* [Directions for this task] Keep only the lines where "Qual" appears.

* [Provided records]
»»

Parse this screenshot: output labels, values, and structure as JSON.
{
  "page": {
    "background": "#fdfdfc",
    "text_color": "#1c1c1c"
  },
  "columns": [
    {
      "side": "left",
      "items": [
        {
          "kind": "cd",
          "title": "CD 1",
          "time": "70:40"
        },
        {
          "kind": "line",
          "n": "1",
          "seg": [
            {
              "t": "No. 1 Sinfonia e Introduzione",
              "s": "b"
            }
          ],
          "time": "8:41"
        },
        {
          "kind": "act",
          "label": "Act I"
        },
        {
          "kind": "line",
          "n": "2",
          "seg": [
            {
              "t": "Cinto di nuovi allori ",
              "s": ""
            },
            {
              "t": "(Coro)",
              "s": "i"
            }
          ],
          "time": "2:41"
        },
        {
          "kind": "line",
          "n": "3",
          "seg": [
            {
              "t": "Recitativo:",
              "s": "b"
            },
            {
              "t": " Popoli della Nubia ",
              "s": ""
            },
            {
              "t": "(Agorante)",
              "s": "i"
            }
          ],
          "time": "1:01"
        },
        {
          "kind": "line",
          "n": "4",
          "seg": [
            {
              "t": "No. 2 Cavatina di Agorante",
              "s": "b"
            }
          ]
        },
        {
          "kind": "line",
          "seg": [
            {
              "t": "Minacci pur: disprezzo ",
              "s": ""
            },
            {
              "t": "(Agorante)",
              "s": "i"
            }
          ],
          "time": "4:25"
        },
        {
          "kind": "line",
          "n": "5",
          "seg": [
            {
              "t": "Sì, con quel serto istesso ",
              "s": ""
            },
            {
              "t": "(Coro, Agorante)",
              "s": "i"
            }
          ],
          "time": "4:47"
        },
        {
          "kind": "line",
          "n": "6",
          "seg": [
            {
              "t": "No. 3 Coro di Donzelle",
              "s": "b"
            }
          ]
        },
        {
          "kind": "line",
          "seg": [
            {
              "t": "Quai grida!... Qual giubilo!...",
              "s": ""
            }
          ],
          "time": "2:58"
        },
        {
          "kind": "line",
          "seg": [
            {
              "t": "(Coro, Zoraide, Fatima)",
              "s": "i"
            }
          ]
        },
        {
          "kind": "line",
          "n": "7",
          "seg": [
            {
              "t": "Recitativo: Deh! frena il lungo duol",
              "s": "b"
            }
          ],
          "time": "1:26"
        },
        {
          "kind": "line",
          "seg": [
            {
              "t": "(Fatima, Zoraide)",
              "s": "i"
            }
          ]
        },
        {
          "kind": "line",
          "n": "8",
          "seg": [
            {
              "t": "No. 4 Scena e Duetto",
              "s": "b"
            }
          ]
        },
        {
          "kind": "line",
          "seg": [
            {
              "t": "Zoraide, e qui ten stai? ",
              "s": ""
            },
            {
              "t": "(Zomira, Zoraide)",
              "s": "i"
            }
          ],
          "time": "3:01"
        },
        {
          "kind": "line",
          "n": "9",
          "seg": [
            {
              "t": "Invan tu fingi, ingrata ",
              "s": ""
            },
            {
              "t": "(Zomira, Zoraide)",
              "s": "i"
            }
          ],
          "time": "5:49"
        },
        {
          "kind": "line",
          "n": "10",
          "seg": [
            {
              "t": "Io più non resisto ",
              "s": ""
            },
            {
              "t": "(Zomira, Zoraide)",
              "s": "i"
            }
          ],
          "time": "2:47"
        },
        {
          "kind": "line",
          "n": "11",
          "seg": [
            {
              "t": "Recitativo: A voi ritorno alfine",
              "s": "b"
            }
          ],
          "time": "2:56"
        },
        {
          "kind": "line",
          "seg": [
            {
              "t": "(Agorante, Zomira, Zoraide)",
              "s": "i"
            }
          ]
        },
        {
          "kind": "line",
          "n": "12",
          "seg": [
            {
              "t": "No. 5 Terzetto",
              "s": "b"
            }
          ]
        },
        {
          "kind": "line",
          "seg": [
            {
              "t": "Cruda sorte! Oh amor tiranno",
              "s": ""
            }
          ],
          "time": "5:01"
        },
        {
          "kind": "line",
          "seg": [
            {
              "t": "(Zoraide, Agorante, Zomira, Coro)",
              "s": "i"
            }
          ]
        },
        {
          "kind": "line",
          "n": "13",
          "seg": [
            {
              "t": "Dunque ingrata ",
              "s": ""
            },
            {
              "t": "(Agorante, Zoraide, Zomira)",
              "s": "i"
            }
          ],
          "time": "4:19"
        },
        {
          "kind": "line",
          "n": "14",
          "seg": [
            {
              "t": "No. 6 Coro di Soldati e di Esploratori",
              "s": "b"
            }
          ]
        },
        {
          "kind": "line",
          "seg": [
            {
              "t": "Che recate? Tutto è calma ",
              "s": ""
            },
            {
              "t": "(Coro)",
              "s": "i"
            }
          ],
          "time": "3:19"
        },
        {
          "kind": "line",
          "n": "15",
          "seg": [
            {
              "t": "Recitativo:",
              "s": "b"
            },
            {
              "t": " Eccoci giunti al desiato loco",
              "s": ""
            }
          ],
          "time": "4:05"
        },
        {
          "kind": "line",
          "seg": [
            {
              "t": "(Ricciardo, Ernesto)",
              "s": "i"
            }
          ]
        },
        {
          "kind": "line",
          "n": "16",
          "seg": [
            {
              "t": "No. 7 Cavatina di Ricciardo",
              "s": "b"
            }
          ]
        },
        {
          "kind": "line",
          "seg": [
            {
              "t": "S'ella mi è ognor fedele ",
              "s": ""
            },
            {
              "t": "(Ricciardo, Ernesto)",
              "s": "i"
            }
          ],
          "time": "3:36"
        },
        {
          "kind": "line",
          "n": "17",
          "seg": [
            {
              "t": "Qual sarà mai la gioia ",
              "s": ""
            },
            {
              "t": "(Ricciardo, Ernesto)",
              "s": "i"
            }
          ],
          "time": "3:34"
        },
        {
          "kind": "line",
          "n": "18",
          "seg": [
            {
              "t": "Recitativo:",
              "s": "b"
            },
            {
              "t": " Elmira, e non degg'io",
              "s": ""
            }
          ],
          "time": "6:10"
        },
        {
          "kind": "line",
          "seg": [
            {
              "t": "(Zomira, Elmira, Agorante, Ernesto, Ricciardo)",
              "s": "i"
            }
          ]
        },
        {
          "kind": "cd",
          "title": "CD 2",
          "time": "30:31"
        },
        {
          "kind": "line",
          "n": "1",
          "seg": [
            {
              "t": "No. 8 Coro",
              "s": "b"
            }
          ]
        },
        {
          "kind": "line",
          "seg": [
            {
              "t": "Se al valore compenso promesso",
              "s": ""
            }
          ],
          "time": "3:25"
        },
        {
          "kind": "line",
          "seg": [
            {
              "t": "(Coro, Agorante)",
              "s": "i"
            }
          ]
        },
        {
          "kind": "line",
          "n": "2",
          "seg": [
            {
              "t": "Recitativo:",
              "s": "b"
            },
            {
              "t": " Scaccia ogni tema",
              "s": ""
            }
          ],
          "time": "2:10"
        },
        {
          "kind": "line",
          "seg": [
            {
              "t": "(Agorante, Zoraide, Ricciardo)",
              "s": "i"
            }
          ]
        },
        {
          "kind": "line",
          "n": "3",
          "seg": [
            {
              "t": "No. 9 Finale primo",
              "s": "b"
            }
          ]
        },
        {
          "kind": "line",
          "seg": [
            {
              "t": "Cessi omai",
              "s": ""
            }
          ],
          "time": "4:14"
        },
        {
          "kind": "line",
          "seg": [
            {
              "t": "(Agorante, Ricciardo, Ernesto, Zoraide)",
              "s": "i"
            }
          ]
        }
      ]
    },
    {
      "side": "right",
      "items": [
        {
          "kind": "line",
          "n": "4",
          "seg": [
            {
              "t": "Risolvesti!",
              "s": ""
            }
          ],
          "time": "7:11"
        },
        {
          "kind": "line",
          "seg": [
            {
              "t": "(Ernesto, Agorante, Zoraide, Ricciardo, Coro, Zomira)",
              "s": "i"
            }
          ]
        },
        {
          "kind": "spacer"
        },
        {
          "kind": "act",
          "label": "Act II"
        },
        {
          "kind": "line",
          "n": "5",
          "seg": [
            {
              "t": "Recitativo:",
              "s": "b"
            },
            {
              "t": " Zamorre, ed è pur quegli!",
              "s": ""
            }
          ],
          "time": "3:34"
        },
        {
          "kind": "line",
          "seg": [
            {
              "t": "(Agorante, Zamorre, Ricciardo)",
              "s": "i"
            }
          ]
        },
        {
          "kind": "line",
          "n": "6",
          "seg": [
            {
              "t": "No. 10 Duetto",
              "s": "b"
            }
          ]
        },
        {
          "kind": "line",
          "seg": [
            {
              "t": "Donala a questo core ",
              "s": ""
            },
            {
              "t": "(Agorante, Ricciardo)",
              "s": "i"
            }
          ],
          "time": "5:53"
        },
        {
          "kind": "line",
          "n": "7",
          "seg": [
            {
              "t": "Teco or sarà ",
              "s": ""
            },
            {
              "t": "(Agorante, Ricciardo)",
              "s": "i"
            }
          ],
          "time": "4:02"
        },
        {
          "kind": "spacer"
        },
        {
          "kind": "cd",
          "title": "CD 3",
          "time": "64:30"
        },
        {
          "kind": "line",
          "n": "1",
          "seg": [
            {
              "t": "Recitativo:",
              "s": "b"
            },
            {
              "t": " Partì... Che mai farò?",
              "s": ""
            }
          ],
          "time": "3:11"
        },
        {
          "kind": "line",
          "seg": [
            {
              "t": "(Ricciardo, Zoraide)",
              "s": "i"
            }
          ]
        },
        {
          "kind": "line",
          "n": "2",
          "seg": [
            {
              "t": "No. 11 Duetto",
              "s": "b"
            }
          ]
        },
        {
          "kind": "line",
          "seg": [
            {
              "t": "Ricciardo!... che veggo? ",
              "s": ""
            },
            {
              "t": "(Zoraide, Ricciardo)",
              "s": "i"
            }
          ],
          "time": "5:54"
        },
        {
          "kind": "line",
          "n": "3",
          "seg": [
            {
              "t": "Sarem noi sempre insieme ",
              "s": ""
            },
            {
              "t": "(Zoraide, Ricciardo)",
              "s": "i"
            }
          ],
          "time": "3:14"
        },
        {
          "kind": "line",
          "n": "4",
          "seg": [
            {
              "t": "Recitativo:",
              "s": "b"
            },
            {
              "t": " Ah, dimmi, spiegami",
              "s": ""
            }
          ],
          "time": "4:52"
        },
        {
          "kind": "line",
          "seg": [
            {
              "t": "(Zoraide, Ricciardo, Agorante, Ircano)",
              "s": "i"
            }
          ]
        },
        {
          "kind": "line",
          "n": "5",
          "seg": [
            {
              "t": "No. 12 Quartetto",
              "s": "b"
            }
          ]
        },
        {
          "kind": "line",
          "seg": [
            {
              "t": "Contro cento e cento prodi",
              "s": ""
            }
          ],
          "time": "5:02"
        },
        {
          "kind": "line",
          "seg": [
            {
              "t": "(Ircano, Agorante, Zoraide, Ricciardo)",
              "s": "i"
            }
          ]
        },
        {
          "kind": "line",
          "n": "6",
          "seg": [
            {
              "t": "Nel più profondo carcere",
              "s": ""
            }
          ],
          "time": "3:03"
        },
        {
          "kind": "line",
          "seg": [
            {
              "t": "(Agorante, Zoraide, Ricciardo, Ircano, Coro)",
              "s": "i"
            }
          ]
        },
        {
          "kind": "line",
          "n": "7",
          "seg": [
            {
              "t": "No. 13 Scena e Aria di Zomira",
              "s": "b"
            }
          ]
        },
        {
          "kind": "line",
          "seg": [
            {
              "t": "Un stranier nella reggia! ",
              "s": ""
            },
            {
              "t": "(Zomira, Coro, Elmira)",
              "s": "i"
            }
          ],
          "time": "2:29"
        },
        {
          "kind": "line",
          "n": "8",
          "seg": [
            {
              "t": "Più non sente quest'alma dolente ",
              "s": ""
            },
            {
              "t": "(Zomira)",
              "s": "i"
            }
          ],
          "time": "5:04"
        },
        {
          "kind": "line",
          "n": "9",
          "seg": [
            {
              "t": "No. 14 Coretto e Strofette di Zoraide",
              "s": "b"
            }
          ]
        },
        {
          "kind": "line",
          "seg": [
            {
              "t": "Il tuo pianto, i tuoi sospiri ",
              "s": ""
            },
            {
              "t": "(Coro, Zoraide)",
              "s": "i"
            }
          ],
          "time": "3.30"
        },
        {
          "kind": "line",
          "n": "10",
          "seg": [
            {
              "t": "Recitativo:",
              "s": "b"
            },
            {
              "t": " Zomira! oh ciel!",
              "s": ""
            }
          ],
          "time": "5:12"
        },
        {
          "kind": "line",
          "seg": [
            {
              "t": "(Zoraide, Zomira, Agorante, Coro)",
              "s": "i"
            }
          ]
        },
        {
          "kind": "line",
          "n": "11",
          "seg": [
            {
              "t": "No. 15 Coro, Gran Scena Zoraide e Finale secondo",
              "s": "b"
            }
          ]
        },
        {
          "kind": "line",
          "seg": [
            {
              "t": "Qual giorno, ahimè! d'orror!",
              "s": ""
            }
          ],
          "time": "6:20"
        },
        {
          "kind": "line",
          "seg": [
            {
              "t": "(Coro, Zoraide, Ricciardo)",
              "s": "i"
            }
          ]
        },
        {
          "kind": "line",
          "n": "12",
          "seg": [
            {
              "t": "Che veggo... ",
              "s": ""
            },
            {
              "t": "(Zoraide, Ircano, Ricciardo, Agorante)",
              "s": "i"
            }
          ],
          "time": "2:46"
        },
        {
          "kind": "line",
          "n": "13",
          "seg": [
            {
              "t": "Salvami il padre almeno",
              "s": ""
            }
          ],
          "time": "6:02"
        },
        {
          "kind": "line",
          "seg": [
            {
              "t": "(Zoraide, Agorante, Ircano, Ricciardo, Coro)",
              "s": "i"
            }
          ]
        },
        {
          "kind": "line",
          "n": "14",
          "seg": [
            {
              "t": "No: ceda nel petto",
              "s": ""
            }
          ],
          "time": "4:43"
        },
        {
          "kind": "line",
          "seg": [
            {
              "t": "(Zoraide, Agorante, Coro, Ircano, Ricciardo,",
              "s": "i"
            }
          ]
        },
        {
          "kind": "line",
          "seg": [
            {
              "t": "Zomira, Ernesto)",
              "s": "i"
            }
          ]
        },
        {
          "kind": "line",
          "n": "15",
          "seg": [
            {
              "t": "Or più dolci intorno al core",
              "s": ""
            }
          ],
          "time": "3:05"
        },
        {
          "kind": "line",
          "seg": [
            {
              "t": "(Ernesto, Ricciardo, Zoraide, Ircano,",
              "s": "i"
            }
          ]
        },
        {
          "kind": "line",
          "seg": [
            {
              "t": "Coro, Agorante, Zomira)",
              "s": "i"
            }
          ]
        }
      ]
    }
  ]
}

««

* [Complete answer]
              "t": "Quai grida!... Qual giubilo!...",
              "t": "Qual sarà mai la gioia ",
              "t": "Qual giorno, ahimè! d'orror!",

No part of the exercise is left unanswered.